◆ Directions for this task
Your copy of the material below should match it exactly, except that it holds no pictures.
BEGIN Material to process
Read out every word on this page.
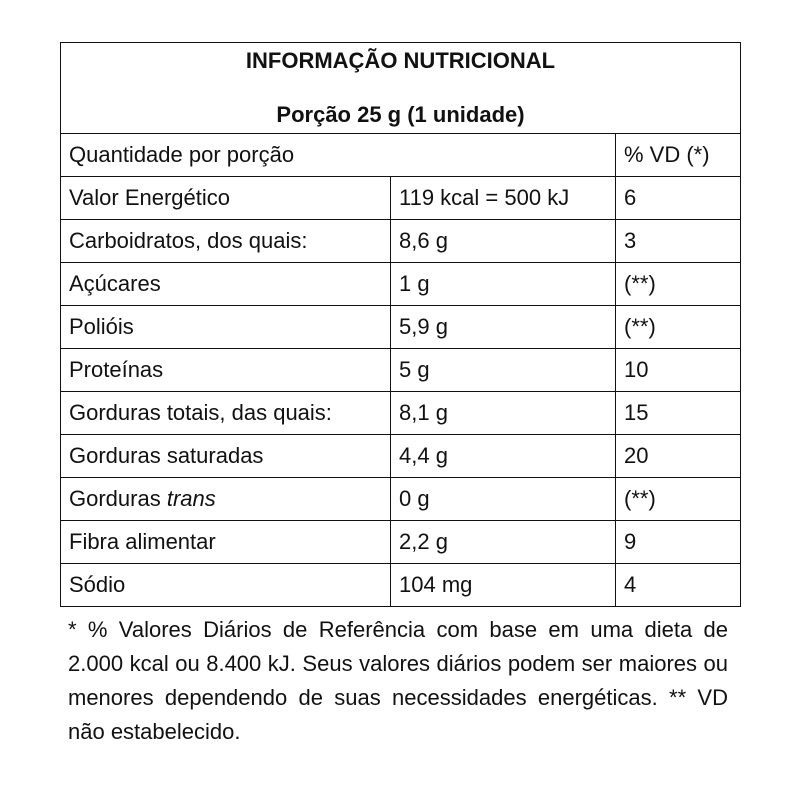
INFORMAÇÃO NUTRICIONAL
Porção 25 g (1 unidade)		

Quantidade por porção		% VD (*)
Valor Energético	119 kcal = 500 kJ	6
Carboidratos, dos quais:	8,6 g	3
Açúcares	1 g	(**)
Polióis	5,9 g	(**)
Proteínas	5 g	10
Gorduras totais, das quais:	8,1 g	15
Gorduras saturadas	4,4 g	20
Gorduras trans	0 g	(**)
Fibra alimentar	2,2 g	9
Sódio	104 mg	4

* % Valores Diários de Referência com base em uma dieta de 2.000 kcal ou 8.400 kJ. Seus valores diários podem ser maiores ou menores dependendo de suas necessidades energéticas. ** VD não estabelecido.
END Material to process
◆ Correct answer
Read out every word on this page.
INFORMAÇÃO NUTRICIONAL
Porção 25 g (1 unidade)		

Quantidade por porção		% VD (*)
Valor Energético	119 kcal = 500 kJ	6
Carboidratos, dos quais:	8,6 g	3
Açúcares	1 g	(**)
Polióis	5,9 g	(**)
Proteínas	5 g	10
Gorduras totais, das quais:	8,1 g	15
Gorduras saturadas	4,4 g	20
Gorduras trans	0 g	(**)
Fibra alimentar	2,2 g	9
Sódio	104 mg	4

* % Valores Diários de Referência com base em uma dieta de 2.000 kcal ou 8.400 kJ. Seus valores diários podem ser maiores ou menores dependendo de suas necessidades energéticas. ** VD não estabelecido.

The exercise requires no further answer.